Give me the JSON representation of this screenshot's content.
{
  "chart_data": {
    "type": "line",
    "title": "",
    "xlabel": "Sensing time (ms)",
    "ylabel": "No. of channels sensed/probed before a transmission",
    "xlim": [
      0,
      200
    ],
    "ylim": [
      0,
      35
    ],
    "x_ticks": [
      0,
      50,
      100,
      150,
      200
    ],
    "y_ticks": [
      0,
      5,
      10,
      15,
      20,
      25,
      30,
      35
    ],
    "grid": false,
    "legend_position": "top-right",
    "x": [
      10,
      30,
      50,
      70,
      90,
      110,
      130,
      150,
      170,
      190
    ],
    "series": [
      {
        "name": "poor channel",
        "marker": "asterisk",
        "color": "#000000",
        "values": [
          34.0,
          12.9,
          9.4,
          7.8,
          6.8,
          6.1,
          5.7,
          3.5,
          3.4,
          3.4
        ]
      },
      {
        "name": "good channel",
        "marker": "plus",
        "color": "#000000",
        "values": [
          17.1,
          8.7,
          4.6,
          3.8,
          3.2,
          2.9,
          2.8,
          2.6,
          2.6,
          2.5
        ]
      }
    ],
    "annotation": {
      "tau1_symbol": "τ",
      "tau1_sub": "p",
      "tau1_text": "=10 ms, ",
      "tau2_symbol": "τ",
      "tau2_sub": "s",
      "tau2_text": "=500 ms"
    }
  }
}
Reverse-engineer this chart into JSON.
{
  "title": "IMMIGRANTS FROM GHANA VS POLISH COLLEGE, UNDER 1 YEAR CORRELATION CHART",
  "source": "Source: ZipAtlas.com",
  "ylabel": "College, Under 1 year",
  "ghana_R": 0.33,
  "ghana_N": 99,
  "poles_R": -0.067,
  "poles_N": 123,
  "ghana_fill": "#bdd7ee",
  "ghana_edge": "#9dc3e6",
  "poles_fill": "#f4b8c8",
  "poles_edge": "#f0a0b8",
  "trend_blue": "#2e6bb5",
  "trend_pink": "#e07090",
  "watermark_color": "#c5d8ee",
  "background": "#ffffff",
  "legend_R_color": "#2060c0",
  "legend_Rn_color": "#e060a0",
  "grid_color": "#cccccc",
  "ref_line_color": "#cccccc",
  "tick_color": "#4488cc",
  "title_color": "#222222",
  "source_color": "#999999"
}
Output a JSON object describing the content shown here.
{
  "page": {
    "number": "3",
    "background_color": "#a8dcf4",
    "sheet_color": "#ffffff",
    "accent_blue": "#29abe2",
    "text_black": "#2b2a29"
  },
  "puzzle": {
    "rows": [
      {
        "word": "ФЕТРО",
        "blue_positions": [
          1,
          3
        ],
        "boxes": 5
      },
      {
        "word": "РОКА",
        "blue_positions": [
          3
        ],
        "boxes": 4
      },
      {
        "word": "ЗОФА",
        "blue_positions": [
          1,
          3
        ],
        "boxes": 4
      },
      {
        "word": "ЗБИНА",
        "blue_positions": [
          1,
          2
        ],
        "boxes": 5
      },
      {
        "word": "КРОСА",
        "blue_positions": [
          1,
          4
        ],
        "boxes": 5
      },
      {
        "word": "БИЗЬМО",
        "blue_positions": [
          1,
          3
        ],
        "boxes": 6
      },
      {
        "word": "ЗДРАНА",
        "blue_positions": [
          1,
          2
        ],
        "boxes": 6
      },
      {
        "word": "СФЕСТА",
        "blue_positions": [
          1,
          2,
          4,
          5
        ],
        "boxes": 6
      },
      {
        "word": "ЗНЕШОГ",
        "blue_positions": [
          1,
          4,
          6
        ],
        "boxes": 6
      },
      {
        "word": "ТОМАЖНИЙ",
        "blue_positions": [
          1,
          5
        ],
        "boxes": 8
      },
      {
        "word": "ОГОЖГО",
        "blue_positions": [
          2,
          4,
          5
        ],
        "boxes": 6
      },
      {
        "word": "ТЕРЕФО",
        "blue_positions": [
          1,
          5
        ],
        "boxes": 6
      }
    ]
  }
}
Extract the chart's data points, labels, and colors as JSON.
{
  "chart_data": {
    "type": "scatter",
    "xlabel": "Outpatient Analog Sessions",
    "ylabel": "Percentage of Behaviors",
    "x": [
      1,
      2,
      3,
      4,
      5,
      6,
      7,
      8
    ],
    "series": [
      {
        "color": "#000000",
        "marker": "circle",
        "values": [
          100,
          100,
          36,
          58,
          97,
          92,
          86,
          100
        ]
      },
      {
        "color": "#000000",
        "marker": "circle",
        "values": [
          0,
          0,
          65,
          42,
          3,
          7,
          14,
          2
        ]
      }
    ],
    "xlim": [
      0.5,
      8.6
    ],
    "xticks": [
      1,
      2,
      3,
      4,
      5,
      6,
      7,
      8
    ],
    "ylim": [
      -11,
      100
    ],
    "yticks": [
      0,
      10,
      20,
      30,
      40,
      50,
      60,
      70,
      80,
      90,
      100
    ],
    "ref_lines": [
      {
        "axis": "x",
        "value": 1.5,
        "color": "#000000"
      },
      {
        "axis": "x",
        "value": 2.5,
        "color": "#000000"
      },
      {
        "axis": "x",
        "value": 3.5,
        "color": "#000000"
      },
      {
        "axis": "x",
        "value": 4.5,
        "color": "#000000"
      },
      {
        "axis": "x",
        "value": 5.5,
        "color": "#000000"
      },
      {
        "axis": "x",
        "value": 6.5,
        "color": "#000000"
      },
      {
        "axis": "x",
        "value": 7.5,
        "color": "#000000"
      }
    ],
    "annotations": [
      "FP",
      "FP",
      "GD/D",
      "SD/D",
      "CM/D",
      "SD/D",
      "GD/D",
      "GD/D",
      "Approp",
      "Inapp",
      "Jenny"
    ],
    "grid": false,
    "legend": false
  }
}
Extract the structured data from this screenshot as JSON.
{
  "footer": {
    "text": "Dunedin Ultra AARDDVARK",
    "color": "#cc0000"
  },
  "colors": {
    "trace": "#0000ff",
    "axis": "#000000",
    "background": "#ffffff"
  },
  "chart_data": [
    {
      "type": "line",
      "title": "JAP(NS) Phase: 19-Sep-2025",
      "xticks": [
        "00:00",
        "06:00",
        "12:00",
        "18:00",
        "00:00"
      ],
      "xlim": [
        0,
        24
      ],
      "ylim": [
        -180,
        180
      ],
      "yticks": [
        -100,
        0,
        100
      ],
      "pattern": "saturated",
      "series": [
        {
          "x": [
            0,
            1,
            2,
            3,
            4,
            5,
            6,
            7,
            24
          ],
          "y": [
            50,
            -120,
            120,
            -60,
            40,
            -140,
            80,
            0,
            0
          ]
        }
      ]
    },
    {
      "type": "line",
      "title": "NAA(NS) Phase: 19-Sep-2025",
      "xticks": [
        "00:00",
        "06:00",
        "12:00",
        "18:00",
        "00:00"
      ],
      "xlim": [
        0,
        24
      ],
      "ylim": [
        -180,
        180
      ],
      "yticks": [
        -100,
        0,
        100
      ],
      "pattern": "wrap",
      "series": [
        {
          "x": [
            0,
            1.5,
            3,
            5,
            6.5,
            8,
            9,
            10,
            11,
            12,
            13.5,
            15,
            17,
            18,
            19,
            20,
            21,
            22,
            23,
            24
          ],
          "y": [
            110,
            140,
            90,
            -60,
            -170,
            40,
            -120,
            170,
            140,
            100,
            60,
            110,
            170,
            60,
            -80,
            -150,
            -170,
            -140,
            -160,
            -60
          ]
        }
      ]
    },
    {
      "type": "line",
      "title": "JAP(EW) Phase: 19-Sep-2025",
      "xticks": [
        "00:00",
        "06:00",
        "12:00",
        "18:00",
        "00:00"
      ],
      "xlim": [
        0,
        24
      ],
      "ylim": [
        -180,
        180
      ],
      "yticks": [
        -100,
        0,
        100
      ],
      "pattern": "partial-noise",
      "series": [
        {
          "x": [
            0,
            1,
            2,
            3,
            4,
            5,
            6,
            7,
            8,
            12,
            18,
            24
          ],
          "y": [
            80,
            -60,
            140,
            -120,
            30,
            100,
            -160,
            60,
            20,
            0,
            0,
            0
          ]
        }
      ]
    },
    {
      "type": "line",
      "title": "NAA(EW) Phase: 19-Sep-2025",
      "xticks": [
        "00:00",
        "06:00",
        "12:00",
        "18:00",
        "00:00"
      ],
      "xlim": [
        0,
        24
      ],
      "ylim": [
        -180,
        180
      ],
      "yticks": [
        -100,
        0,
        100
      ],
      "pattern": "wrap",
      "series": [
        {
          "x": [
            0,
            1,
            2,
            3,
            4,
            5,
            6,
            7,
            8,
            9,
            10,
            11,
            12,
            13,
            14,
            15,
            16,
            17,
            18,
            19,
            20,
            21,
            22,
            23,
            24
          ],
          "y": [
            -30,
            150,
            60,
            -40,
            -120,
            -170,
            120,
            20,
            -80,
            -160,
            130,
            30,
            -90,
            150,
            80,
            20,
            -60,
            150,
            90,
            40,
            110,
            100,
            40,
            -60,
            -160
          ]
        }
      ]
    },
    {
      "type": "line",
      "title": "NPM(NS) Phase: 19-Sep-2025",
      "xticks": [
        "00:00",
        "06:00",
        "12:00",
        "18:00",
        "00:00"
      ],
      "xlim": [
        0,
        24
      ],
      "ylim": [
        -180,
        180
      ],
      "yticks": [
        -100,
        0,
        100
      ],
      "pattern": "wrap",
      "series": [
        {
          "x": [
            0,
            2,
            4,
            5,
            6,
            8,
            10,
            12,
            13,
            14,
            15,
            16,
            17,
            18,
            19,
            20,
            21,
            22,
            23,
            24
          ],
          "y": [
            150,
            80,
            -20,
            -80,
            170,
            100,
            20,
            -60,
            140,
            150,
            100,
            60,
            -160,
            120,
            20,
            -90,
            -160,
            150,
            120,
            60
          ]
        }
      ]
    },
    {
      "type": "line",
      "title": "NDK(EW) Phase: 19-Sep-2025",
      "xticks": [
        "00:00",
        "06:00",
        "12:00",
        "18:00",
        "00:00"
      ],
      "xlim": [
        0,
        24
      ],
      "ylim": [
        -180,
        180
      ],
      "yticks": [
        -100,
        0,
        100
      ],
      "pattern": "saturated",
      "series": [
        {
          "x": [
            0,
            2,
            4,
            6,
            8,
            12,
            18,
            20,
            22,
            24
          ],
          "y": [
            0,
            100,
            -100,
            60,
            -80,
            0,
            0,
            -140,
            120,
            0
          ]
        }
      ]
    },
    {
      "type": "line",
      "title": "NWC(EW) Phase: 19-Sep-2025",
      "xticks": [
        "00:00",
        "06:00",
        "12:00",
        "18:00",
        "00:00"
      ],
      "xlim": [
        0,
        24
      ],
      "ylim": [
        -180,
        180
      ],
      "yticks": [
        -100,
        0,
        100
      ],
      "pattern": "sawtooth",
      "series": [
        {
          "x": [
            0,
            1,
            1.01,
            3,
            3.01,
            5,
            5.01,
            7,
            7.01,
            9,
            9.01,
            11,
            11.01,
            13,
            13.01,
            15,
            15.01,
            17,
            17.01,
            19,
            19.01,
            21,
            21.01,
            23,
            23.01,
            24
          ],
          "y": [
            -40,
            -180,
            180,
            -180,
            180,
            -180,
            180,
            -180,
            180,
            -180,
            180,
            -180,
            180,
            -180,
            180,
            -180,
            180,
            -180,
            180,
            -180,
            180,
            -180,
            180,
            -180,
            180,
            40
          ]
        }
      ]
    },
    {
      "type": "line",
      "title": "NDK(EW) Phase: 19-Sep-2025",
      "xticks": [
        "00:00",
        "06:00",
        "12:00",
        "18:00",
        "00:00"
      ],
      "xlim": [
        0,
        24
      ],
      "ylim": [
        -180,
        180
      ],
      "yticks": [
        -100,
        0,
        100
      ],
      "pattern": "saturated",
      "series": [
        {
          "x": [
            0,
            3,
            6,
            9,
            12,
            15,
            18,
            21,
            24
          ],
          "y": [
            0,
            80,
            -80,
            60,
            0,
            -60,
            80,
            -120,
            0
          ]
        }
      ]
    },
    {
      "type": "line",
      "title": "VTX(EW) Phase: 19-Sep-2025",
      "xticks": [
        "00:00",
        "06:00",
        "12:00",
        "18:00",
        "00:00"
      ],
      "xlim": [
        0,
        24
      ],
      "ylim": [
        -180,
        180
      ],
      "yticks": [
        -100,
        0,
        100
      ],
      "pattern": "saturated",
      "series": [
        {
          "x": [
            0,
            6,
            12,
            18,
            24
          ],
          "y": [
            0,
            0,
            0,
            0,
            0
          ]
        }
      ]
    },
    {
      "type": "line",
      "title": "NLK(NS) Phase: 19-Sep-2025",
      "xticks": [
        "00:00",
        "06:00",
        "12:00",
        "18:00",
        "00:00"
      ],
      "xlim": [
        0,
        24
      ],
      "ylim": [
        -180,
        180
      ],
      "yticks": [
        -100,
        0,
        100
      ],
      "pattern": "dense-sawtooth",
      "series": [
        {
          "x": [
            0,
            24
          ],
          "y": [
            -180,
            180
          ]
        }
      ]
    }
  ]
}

**YOUR INSTRUCTIONS:**
Copy out each line of the records where the string "Extract" appears.

**ANSWER TO THE TASK:**
Extract the chart's data points, labels, and colors as JSON.
Extract the structured data from this screenshot as JSON.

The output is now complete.